- PROVIDED RECORDS:
......

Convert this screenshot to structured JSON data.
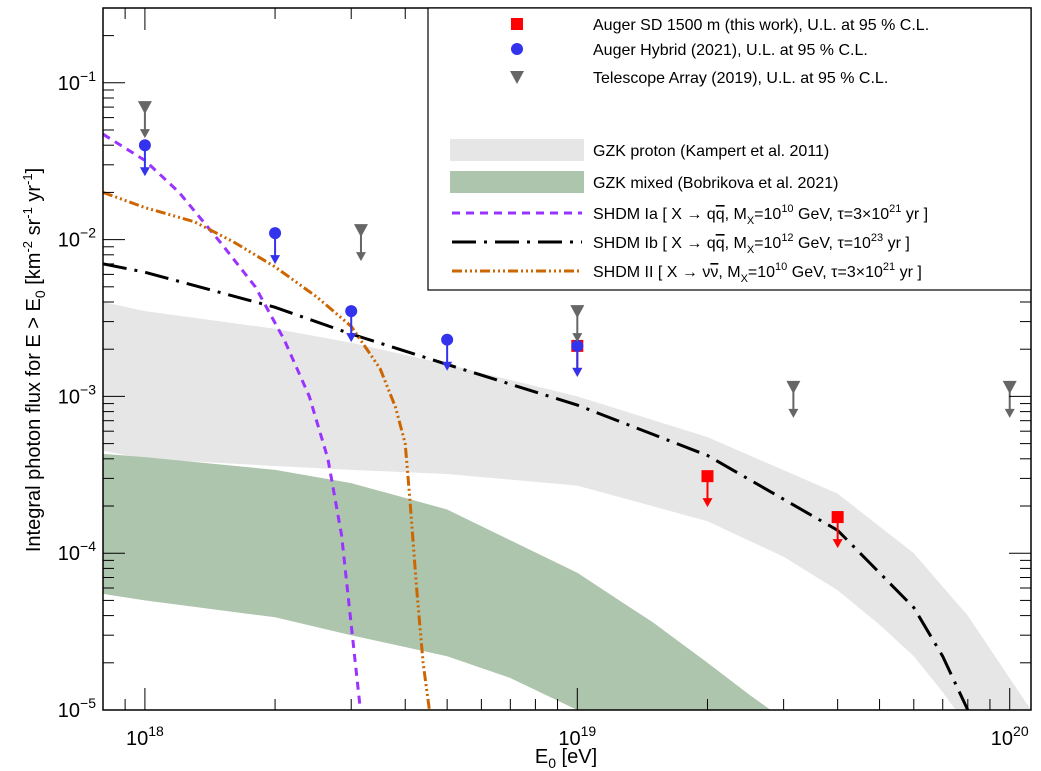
{
  "chart_data": {
    "type": "scatter",
    "xlabel": "E",
    "xlabel_sub": "0",
    "xlabel_unit": " [eV]",
    "ylabel_parts": [
      "Integral photon flux for E > E",
      "0",
      " [km",
      "-2",
      " sr",
      "-1",
      " yr",
      "-1",
      "]"
    ],
    "x_scale": "log",
    "y_scale": "log",
    "xlim": [
      8e+17,
      1.12e+20
    ],
    "ylim": [
      1e-05,
      0.3
    ],
    "x_ticks": [
      {
        "value": 1e+18,
        "base": "10",
        "exp": "18"
      },
      {
        "value": 1e+19,
        "base": "10",
        "exp": "19"
      },
      {
        "value": 1e+20,
        "base": "10",
        "exp": "20"
      }
    ],
    "y_ticks": [
      {
        "value": 1e-05,
        "base": "10",
        "exp": "−5"
      },
      {
        "value": 0.0001,
        "base": "10",
        "exp": "−4"
      },
      {
        "value": 0.001,
        "base": "10",
        "exp": "−3"
      },
      {
        "value": 0.01,
        "base": "10",
        "exp": "−2"
      },
      {
        "value": 0.1,
        "base": "10",
        "exp": "−1"
      }
    ],
    "grid": false,
    "legend_position": "top-right",
    "series": [
      {
        "name": "Auger SD 1500 m (this work), U.L. at 95 % C.L.",
        "kind": "upper-limit",
        "marker": "square",
        "color": "#ff0000",
        "points": [
          {
            "x": 1e+19,
            "y": 0.0021
          },
          {
            "x": 2e+19,
            "y": 0.00031
          },
          {
            "x": 4e+19,
            "y": 0.00017
          }
        ]
      },
      {
        "name": "Auger Hybrid (2021), U.L. at 95 % C.L.",
        "kind": "upper-limit",
        "marker": "circle",
        "color": "#3333ee",
        "points": [
          {
            "x": 1e+18,
            "y": 0.04
          },
          {
            "x": 2e+18,
            "y": 0.011
          },
          {
            "x": 3e+18,
            "y": 0.0035
          },
          {
            "x": 5e+18,
            "y": 0.0023
          },
          {
            "x": 1e+19,
            "y": 0.0021
          }
        ]
      },
      {
        "name": "Telescope Array (2019), U.L. at 95 % C.L.",
        "kind": "upper-limit",
        "marker": "triangle-down",
        "color": "#666666",
        "points": [
          {
            "x": 1e+18,
            "y": 0.07
          },
          {
            "x": 3.16e+18,
            "y": 0.0115
          },
          {
            "x": 1e+19,
            "y": 0.0035
          },
          {
            "x": 3.16e+19,
            "y": 0.00115
          },
          {
            "x": 1e+20,
            "y": 0.00115
          }
        ]
      },
      {
        "name": "GZK proton (Kampert et al. 2011)",
        "kind": "band",
        "color": "#e6e6e6",
        "upper": [
          [
            8e+17,
            0.004
          ],
          [
            1e+18,
            0.0035
          ],
          [
            2e+18,
            0.0027
          ],
          [
            3e+18,
            0.0022
          ],
          [
            5e+18,
            0.0016
          ],
          [
            1e+19,
            0.001
          ],
          [
            2e+19,
            0.00055
          ],
          [
            4e+19,
            0.00024
          ],
          [
            6e+19,
            0.0001
          ],
          [
            8e+19,
            4e-05
          ],
          [
            1.12e+20,
            1e-05
          ]
        ],
        "lower": [
          [
            8e+17,
            0.00045
          ],
          [
            1e+18,
            0.0004
          ],
          [
            2e+18,
            0.00036
          ],
          [
            3e+18,
            0.00034
          ],
          [
            5e+18,
            0.00032
          ],
          [
            1e+19,
            0.00027
          ],
          [
            2e+19,
            0.00016
          ],
          [
            3e+19,
            9.5e-05
          ],
          [
            4e+19,
            5.8e-05
          ],
          [
            5e+19,
            3.5e-05
          ],
          [
            6e+19,
            2.2e-05
          ],
          [
            7e+19,
            1.3e-05
          ],
          [
            7.5e+19,
            1e-05
          ]
        ]
      },
      {
        "name": "GZK mixed (Bobrikova et al. 2021)",
        "kind": "band",
        "color": "#adc4ad",
        "upper": [
          [
            8e+17,
            0.00043
          ],
          [
            1e+18,
            0.00041
          ],
          [
            2e+18,
            0.00034
          ],
          [
            3e+18,
            0.00028
          ],
          [
            5e+18,
            0.00019
          ],
          [
            1e+19,
            7.5e-05
          ],
          [
            1.5e+19,
            3.6e-05
          ],
          [
            2e+19,
            2e-05
          ],
          [
            2.5e+19,
            1.25e-05
          ],
          [
            2.8e+19,
            1e-05
          ]
        ],
        "lower": [
          [
            8e+17,
            5.5e-05
          ],
          [
            1e+18,
            5e-05
          ],
          [
            2e+18,
            3.9e-05
          ],
          [
            3e+18,
            3e-05
          ],
          [
            5e+18,
            2.2e-05
          ],
          [
            7e+18,
            1.6e-05
          ],
          [
            1e+19,
            1e-05
          ]
        ]
      },
      {
        "name_parts": [
          "SHDM Ia [ X → q",
          "q",
          ",  M",
          "X",
          "=10",
          "10",
          " GeV,  τ=3×10",
          "21",
          " yr ]"
        ],
        "kind": "line",
        "dash": "8,6",
        "width": 3,
        "color": "#9933ff",
        "points": [
          [
            8e+17,
            0.047
          ],
          [
            1e+18,
            0.032
          ],
          [
            1.2e+18,
            0.02
          ],
          [
            1.5e+18,
            0.0095
          ],
          [
            1.8e+18,
            0.005
          ],
          [
            2.1e+18,
            0.0023
          ],
          [
            2.4e+18,
            0.001
          ],
          [
            2.65e+18,
            0.0004
          ],
          [
            2.85e+18,
            0.00013
          ],
          [
            3e+18,
            3.5e-05
          ],
          [
            3.15e+18,
            1e-05
          ]
        ]
      },
      {
        "name_parts": [
          "SHDM Ib [ X → q",
          "q",
          ",  M",
          "X",
          "=10",
          "12",
          " GeV,  τ=10",
          "23",
          " yr ]"
        ],
        "kind": "line",
        "dash": "24,8,3,8",
        "width": 3,
        "color": "#000000",
        "points": [
          [
            8e+17,
            0.007
          ],
          [
            1e+18,
            0.0062
          ],
          [
            2e+18,
            0.0037
          ],
          [
            3e+18,
            0.0025
          ],
          [
            5e+18,
            0.0016
          ],
          [
            1e+19,
            0.00088
          ],
          [
            2e+19,
            0.00042
          ],
          [
            4e+19,
            0.00014
          ],
          [
            6e+19,
            4.5e-05
          ],
          [
            7e+19,
            2.2e-05
          ],
          [
            8e+19,
            1e-05
          ]
        ]
      },
      {
        "name_parts": [
          "SHDM II  [ X → ν",
          "ν",
          ", M",
          "X",
          "=10",
          "10",
          " GeV,  τ=3×10",
          "21",
          " yr ]"
        ],
        "kind": "line",
        "dash": "10,3,2,3,2,3,2,3",
        "width": 3,
        "color": "#cc6600",
        "points": [
          [
            8e+17,
            0.02
          ],
          [
            1e+18,
            0.016
          ],
          [
            1.3e+18,
            0.013
          ],
          [
            1.6e+18,
            0.0097
          ],
          [
            2e+18,
            0.0067
          ],
          [
            2.5e+18,
            0.0043
          ],
          [
            3e+18,
            0.0028
          ],
          [
            3.5e+18,
            0.0015
          ],
          [
            3.8e+18,
            0.00085
          ],
          [
            4e+18,
            0.0005
          ],
          [
            4.1e+18,
            0.00022
          ],
          [
            4.25e+18,
            6e-05
          ],
          [
            4.4e+18,
            2e-05
          ],
          [
            4.55e+18,
            1e-05
          ]
        ]
      }
    ]
  }
}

......

- WHAT YOU HAVE TO DO: Find all the lines containing "Auger" in the material, then copy them.

- RESPONSE:
        "name": "Auger SD 1500 m (this work), U.L. at 95 % C.L.",
        "name": "Auger Hybrid (2021), U.L. at 95 % C.L.",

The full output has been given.